--- Begin Input for this task ---

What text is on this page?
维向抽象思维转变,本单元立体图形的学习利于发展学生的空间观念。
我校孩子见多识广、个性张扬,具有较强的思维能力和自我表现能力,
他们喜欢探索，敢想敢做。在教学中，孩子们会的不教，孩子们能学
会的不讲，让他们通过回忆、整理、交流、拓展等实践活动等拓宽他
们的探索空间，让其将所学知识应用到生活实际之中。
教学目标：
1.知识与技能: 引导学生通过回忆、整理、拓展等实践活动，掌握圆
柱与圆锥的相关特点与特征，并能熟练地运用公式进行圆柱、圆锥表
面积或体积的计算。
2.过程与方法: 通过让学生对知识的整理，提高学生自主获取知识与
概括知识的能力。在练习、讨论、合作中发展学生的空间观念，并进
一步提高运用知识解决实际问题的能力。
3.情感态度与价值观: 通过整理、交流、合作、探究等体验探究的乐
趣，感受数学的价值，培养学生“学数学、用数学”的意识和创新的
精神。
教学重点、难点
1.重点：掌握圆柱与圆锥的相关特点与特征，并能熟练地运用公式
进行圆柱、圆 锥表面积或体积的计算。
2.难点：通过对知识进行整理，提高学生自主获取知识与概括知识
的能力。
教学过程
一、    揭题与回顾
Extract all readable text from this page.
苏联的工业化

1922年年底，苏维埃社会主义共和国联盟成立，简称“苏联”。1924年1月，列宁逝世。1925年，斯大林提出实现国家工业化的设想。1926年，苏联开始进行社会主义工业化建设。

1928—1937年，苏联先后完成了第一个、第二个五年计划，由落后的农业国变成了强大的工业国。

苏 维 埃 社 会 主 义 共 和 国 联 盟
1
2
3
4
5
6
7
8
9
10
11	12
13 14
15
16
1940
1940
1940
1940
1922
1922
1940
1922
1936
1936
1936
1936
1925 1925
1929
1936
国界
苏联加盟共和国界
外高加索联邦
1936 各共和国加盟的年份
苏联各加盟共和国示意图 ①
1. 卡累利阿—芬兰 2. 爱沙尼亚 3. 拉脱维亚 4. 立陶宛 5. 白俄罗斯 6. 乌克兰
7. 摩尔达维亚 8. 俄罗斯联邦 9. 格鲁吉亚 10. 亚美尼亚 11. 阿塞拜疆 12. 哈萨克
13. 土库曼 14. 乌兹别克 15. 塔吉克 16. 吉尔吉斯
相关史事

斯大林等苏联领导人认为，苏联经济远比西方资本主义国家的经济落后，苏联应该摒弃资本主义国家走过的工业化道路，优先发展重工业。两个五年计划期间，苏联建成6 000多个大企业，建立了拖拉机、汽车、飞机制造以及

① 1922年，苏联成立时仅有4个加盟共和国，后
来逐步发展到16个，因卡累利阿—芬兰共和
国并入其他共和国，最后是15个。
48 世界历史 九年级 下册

--- End Input for this task ---

**Given request**: What do the records say? Quote them all exactly.

**Answer**:
What text is on this page?
维向抽象思维转变,本单元立体图形的学习利于发展学生的空间观念。
我校孩子见多识广、个性张扬,具有较强的思维能力和自我表现能力,
他们喜欢探索，敢想敢做。在教学中，孩子们会的不教，孩子们能学
会的不讲，让他们通过回忆、整理、交流、拓展等实践活动等拓宽他
们的探索空间，让其将所学知识应用到生活实际之中。
教学目标：
1.知识与技能: 引导学生通过回忆、整理、拓展等实践活动，掌握圆
柱与圆锥的相关特点与特征，并能熟练地运用公式进行圆柱、圆锥表
面积或体积的计算。
2.过程与方法: 通过让学生对知识的整理，提高学生自主获取知识与
概括知识的能力。在练习、讨论、合作中发展学生的空间观念，并进
一步提高运用知识解决实际问题的能力。
3.情感态度与价值观: 通过整理、交流、合作、探究等体验探究的乐
趣，感受数学的价值，培养学生“学数学、用数学”的意识和创新的
精神。
教学重点、难点
1.重点：掌握圆柱与圆锥的相关特点与特征，并能熟练地运用公式
进行圆柱、圆 锥表面积或体积的计算。
2.难点：通过对知识进行整理，提高学生自主获取知识与概括知识
的能力。
教学过程
一、    揭题与回顾
Extract all readable text from this page.
苏联的工业化

1922年年底，苏维埃社会主义共和国联盟成立，简称“苏联”。1924年1月，列宁逝世。1925年，斯大林提出实现国家工业化的设想。1926年，苏联开始进行社会主义工业化建设。

1928—1937年，苏联先后完成了第一个、第二个五年计划，由落后的农业国变成了强大的工业国。

苏 维 埃 社 会 主 义 共 和 国 联 盟
1
2
3
4
5
6
7
8
9
10
11	12
13 14
15
16
1940
1940
1940
1940
1922
1922
1940
1922
1936
1936
1936
1936
1925 1925
1929
1936
国界
苏联加盟共和国界
外高加索联邦
1936 各共和国加盟的年份
苏联各加盟共和国示意图 ①
1. 卡累利阿—芬兰 2. 爱沙尼亚 3. 拉脱维亚 4. 立陶宛 5. 白俄罗斯 6. 乌克兰
7. 摩尔达维亚 8. 俄罗斯联邦 9. 格鲁吉亚 10. 亚美尼亚 11. 阿塞拜疆 12. 哈萨克
13. 土库曼 14. 乌兹别克 15. 塔吉克 16. 吉尔吉斯
相关史事

斯大林等苏联领导人认为，苏联经济远比西方资本主义国家的经济落后，苏联应该摒弃资本主义国家走过的工业化道路，优先发展重工业。两个五年计划期间，苏联建成6 000多个大企业，建立了拖拉机、汽车、飞机制造以及

① 1922年，苏联成立时仅有4个加盟共和国，后
来逐步发展到16个，因卡累利阿—芬兰共和
国并入其他共和国，最后是15个。
48 世界历史 九年级 下册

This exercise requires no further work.